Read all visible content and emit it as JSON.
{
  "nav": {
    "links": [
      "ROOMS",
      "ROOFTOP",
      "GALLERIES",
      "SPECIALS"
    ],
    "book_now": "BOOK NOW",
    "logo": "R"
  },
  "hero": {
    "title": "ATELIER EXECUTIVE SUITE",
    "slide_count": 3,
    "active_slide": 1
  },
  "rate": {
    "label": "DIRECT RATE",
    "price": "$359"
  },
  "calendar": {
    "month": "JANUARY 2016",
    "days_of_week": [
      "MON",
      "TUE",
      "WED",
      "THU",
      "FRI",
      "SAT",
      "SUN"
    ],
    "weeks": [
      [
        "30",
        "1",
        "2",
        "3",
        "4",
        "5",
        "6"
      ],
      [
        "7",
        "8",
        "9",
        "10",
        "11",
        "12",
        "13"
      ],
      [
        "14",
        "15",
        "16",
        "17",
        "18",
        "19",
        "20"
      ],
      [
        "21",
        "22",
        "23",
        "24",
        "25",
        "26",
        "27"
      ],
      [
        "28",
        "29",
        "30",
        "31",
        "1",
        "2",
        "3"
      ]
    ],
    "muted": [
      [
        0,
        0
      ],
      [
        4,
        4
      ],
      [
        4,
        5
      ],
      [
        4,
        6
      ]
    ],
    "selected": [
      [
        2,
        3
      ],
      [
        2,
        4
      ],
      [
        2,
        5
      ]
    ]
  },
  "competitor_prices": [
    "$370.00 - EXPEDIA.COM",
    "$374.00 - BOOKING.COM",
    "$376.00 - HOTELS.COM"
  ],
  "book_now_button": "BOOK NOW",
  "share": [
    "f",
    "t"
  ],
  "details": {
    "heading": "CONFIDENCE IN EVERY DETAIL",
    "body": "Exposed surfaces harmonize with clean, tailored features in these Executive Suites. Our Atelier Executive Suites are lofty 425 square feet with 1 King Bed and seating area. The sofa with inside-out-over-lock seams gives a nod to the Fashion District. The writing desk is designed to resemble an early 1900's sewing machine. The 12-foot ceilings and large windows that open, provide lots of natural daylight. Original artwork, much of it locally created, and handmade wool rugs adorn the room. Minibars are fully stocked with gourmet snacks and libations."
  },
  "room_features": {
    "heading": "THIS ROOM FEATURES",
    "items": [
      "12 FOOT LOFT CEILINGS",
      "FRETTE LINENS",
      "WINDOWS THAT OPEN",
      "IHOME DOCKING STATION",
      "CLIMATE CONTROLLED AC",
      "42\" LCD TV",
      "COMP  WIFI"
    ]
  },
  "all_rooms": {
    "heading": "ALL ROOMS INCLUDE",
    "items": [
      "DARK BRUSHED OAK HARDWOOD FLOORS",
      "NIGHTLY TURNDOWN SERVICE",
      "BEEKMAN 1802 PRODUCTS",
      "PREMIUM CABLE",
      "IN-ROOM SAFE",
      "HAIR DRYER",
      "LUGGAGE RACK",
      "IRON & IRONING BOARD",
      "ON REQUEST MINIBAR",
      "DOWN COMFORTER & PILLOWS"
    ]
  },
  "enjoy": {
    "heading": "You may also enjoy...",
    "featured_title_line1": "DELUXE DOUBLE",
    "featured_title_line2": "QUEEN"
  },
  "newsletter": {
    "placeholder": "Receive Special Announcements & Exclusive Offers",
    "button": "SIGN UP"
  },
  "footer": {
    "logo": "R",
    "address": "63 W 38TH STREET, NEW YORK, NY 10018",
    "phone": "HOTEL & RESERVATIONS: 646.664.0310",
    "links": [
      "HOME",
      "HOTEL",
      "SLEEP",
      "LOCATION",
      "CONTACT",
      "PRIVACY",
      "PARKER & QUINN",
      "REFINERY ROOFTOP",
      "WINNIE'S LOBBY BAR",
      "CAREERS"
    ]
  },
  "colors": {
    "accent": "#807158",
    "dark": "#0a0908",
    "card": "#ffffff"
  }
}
•••
TASK: Give the complete listing a second time, exactly as it reads.

TASK RESPONSE:
Read all visible content and emit it as JSON.
{
  "nav": {
    "links": [
      "ROOMS",
      "ROOFTOP",
      "GALLERIES",
      "SPECIALS"
    ],
    "book_now": "BOOK NOW",
    "logo": "R"
  },
  "hero": {
    "title": "ATELIER EXECUTIVE SUITE",
    "slide_count": 3,
    "active_slide": 1
  },
  "rate": {
    "label": "DIRECT RATE",
    "price": "$359"
  },
  "calendar": {
    "month": "JANUARY 2016",
    "days_of_week": [
      "MON",
      "TUE",
      "WED",
      "THU",
      "FRI",
      "SAT",
      "SUN"
    ],
    "weeks": [
      [
        "30",
        "1",
        "2",
        "3",
        "4",
        "5",
        "6"
      ],
      [
        "7",
        "8",
        "9",
        "10",
        "11",
        "12",
        "13"
      ],
      [
        "14",
        "15",
        "16",
        "17",
        "18",
        "19",
        "20"
      ],
      [
        "21",
        "22",
        "23",
        "24",
        "25",
        "26",
        "27"
      ],
      [
        "28",
        "29",
        "30",
        "31",
        "1",
        "2",
        "3"
      ]
    ],
    "muted": [
      [
        0,
        0
      ],
      [
        4,
        4
      ],
      [
        4,
        5
      ],
      [
        4,
        6
      ]
    ],
    "selected": [
      [
        2,
        3
      ],
      [
        2,
        4
      ],
      [
        2,
        5
      ]
    ]
  },
  "competitor_prices": [
    "$370.00 - EXPEDIA.COM",
    "$374.00 - BOOKING.COM",
    "$376.00 - HOTELS.COM"
  ],
  "book_now_button": "BOOK NOW",
  "share": [
    "f",
    "t"
  ],
  "details": {
    "heading": "CONFIDENCE IN EVERY DETAIL",
    "body": "Exposed surfaces harmonize with clean, tailored features in these Executive Suites. Our Atelier Executive Suites are lofty 425 square feet with 1 King Bed and seating area. The sofa with inside-out-over-lock seams gives a nod to the Fashion District. The writing desk is designed to resemble an early 1900's sewing machine. The 12-foot ceilings and large windows that open, provide lots of natural daylight. Original artwork, much of it locally created, and handmade wool rugs adorn the room. Minibars are fully stocked with gourmet snacks and libations."
  },
  "room_features": {
    "heading": "THIS ROOM FEATURES",
    "items": [
      "12 FOOT LOFT CEILINGS",
      "FRETTE LINENS",
      "WINDOWS THAT OPEN",
      "IHOME DOCKING STATION",
      "CLIMATE CONTROLLED AC",
      "42\" LCD TV",
      "COMP  WIFI"
    ]
  },
  "all_rooms": {
    "heading": "ALL ROOMS INCLUDE",
    "items": [
      "DARK BRUSHED OAK HARDWOOD FLOORS",
      "NIGHTLY TURNDOWN SERVICE",
      "BEEKMAN 1802 PRODUCTS",
      "PREMIUM CABLE",
      "IN-ROOM SAFE",
      "HAIR DRYER",
      "LUGGAGE RACK",
      "IRON & IRONING BOARD",
      "ON REQUEST MINIBAR",
      "DOWN COMFORTER & PILLOWS"
    ]
  },
  "enjoy": {
    "heading": "You may also enjoy...",
    "featured_title_line1": "DELUXE DOUBLE",
    "featured_title_line2": "QUEEN"
  },
  "newsletter": {
    "placeholder": "Receive Special Announcements & Exclusive Offers",
    "button": "SIGN UP"
  },
  "footer": {
    "logo": "R",
    "address": "63 W 38TH STREET, NEW YORK, NY 10018",
    "phone": "HOTEL & RESERVATIONS: 646.664.0310",
    "links": [
      "HOME",
      "HOTEL",
      "SLEEP",
      "LOCATION",
      "CONTACT",
      "PRIVACY",
      "PARKER & QUINN",
      "REFINERY ROOFTOP",
      "WINNIE'S LOBBY BAR",
      "CAREERS"
    ]
  },
  "colors": {
    "accent": "#807158",
    "dark": "#0a0908",
    "card": "#ffffff"
  }
}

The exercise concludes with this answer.